What you should do:
Look through the listing below and work out how many of its lines hold the word "CREATE". Give only the number.

::::::::

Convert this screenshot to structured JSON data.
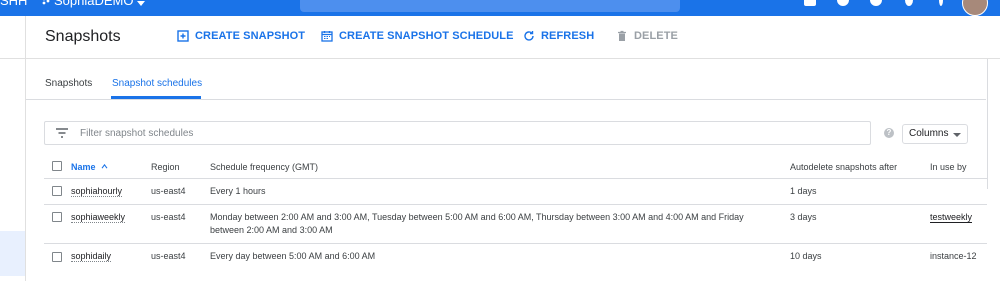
{
  "topbar": {
    "brand_partial": "SHH",
    "project": "SophiaDEMO"
  },
  "header": {
    "title": "Snapshots",
    "actions": {
      "create_snapshot": "CREATE SNAPSHOT",
      "create_schedule": "CREATE SNAPSHOT SCHEDULE",
      "refresh": "REFRESH",
      "delete": "DELETE"
    }
  },
  "tabs": [
    {
      "label": "Snapshots",
      "active": false
    },
    {
      "label": "Snapshot schedules",
      "active": true
    }
  ],
  "filter": {
    "placeholder": "Filter snapshot schedules",
    "columns_label": "Columns",
    "help": "?"
  },
  "table": {
    "headers": {
      "name": "Name",
      "sort_indicator": "^",
      "region": "Region",
      "frequency": "Schedule frequency (GMT)",
      "autodelete": "Autodelete snapshots after",
      "in_use_by": "In use by"
    },
    "rows": [
      {
        "name": "sophiahourly",
        "region": "us-east4",
        "frequency": "Every 1 hours",
        "autodelete": "1 days",
        "in_use_by": ""
      },
      {
        "name": "sophiaweekly",
        "region": "us-east4",
        "frequency": "Monday between 2:00 AM and 3:00 AM, Tuesday between 5:00 AM and 6:00 AM, Thursday between 3:00 AM and 4:00 AM and Friday between 2:00 AM and 3:00 AM",
        "autodelete": "3 days",
        "in_use_by": "testweekly"
      },
      {
        "name": "sophidaily",
        "region": "us-east4",
        "frequency": "Every day between 5:00 AM and 6:00 AM",
        "autodelete": "10 days",
        "in_use_by": "instance-12"
      }
    ]
  },
  "colors": {
    "accent": "#1a73e8",
    "text": "#202124",
    "border": "#dadce0"
  }
}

::::::::

Finished task:
2